Determine which lines contain the word "that", then copy those lines.
***** Records provided
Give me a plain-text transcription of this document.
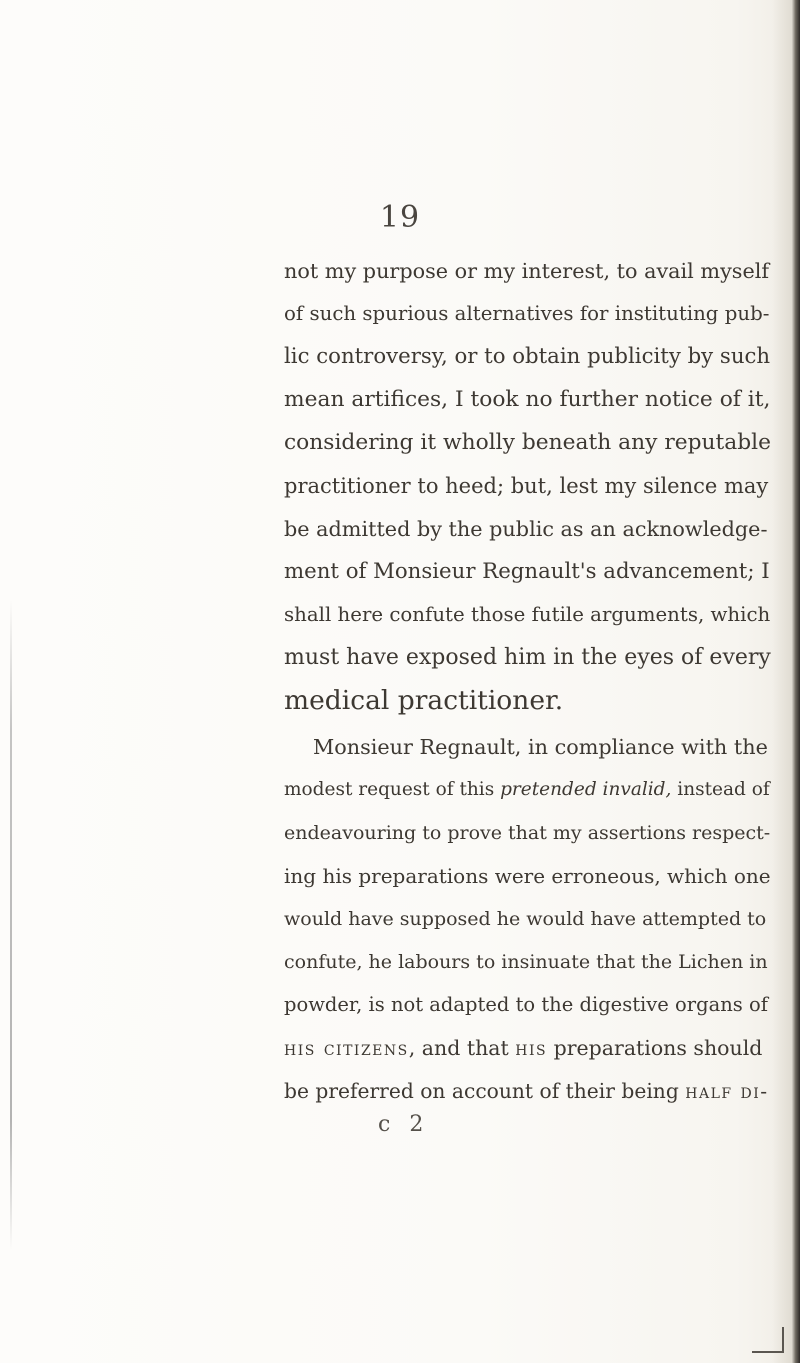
19
not my purpose or my interest, to avail myself
of such spurious alternatives for instituting pub-
lic controversy, or to obtain publicity by such
mean artifices, I took no further notice of it,
considering it wholly beneath any reputable
practitioner to heed; but, lest my silence may
be admitted by the public as an acknowledge-
ment of Monsieur Regnault's advancement; I
shall here confute those futile arguments, which
must have exposed him in the eyes of every
medical practitioner.
Monsieur Regnault, in compliance with the
modest request of this pretended invalid, instead of
endeavouring to prove that my assertions respect-
ing his preparations were erroneous, which one
would have supposed he would have attempted to
confute, he labours to insinuate that the Lichen in
powder, is not adapted to the digestive organs of
his citizens, and that his preparations should
be preferred on account of their being half di-
c 2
**********
◆ Expected answer
endeavouring to prove that my assertions respect-
confute, he labours to insinuate that the Lichen in
his citizens, and that his preparations should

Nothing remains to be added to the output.